---------- Information provided

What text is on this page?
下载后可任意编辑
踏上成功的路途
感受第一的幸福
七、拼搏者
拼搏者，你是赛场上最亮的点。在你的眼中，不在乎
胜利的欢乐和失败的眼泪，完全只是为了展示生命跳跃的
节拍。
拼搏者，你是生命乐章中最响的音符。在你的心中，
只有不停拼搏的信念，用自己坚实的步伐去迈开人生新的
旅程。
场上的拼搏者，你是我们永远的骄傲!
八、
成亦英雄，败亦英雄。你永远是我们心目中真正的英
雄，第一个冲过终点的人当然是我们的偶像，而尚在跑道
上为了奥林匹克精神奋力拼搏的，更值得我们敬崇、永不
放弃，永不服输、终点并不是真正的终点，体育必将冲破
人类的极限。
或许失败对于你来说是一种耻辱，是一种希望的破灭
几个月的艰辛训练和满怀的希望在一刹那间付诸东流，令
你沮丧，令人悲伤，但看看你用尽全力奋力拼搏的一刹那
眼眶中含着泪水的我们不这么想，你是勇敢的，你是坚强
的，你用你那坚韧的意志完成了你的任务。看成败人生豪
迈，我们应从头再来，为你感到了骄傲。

--------------------
---------- Information provided

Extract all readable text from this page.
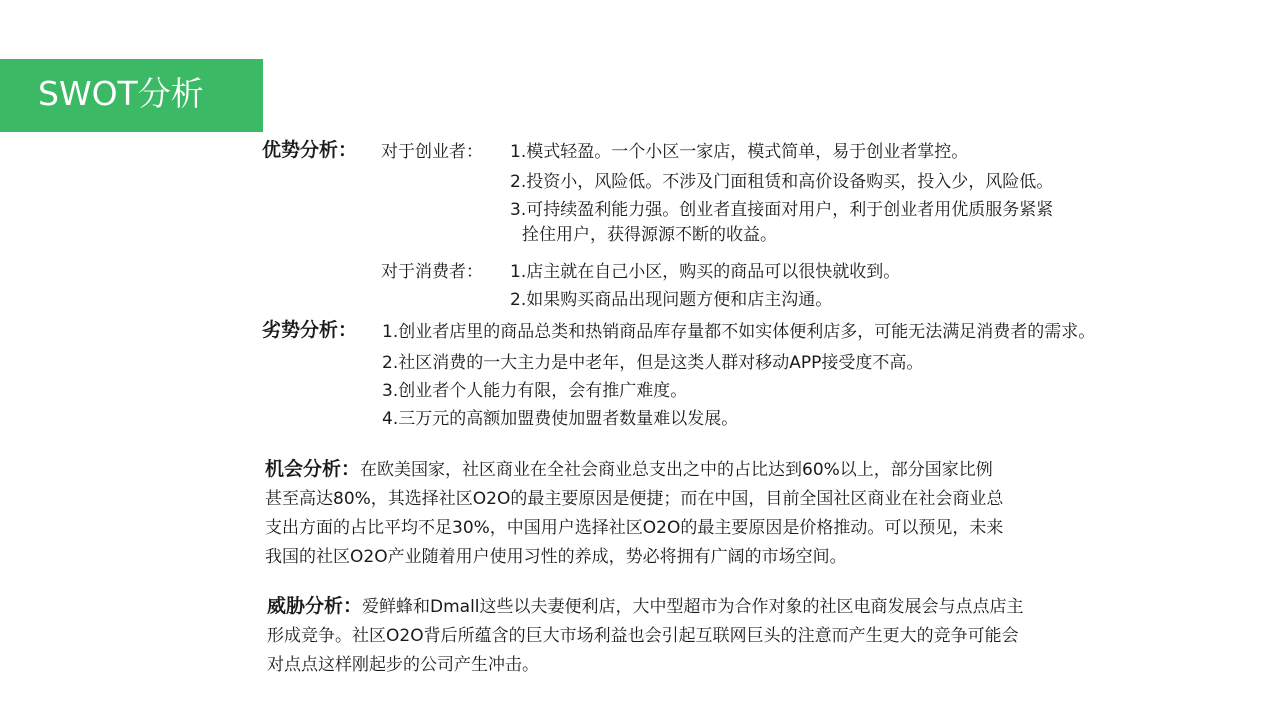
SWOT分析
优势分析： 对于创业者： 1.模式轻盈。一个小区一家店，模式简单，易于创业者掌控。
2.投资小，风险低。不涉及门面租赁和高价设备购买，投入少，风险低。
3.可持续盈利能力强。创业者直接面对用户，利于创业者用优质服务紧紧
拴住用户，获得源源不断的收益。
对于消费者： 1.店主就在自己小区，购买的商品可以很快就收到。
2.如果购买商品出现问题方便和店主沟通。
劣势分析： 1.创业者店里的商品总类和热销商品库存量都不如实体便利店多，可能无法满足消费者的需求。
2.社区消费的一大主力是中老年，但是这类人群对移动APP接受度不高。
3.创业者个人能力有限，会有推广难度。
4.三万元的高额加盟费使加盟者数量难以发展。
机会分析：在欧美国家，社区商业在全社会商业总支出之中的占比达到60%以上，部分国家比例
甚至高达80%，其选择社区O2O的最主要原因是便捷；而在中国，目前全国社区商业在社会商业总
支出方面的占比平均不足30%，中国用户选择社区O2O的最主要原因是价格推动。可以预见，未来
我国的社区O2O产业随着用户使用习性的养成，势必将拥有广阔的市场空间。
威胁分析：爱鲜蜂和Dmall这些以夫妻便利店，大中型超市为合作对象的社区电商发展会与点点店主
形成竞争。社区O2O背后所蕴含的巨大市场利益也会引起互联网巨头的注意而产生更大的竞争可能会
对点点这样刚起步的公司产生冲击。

--------------------
---------- Information provided

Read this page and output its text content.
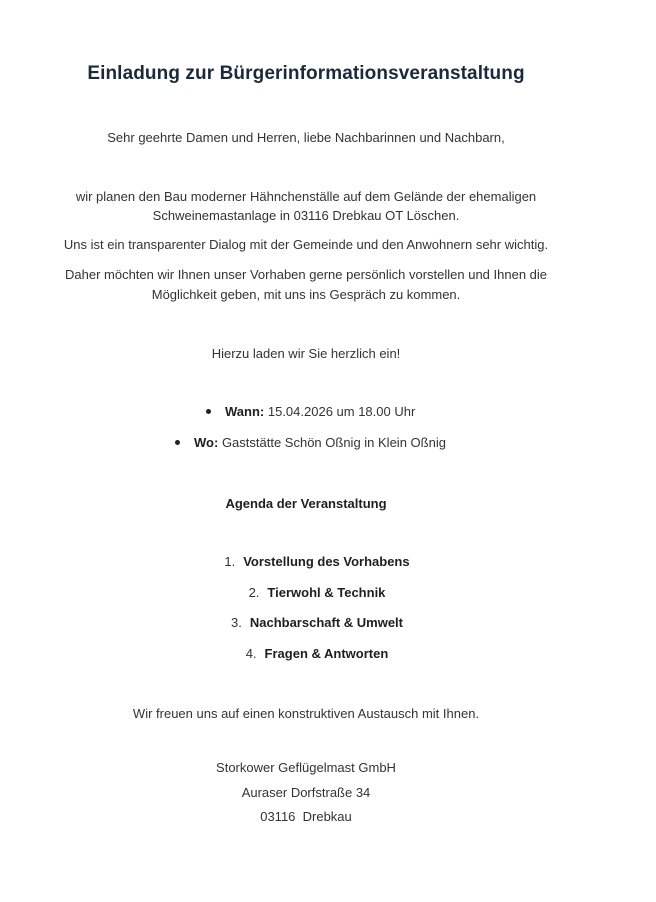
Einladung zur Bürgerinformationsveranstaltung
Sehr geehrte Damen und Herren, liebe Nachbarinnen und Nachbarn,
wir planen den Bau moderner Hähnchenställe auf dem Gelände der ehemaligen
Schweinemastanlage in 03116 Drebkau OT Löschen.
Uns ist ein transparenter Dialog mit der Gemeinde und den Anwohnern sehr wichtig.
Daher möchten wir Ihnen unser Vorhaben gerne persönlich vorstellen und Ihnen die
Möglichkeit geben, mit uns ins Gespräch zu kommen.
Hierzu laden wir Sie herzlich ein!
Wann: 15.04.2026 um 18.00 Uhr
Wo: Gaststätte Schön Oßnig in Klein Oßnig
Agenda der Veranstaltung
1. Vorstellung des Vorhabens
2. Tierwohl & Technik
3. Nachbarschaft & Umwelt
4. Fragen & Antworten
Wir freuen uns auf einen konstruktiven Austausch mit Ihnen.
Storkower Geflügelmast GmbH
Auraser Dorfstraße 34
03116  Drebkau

--------------------

◆ Task goal ◆
Tell how many lines in the material contain the word "text". Only the number is wanted.

◆ Written solution ◆
3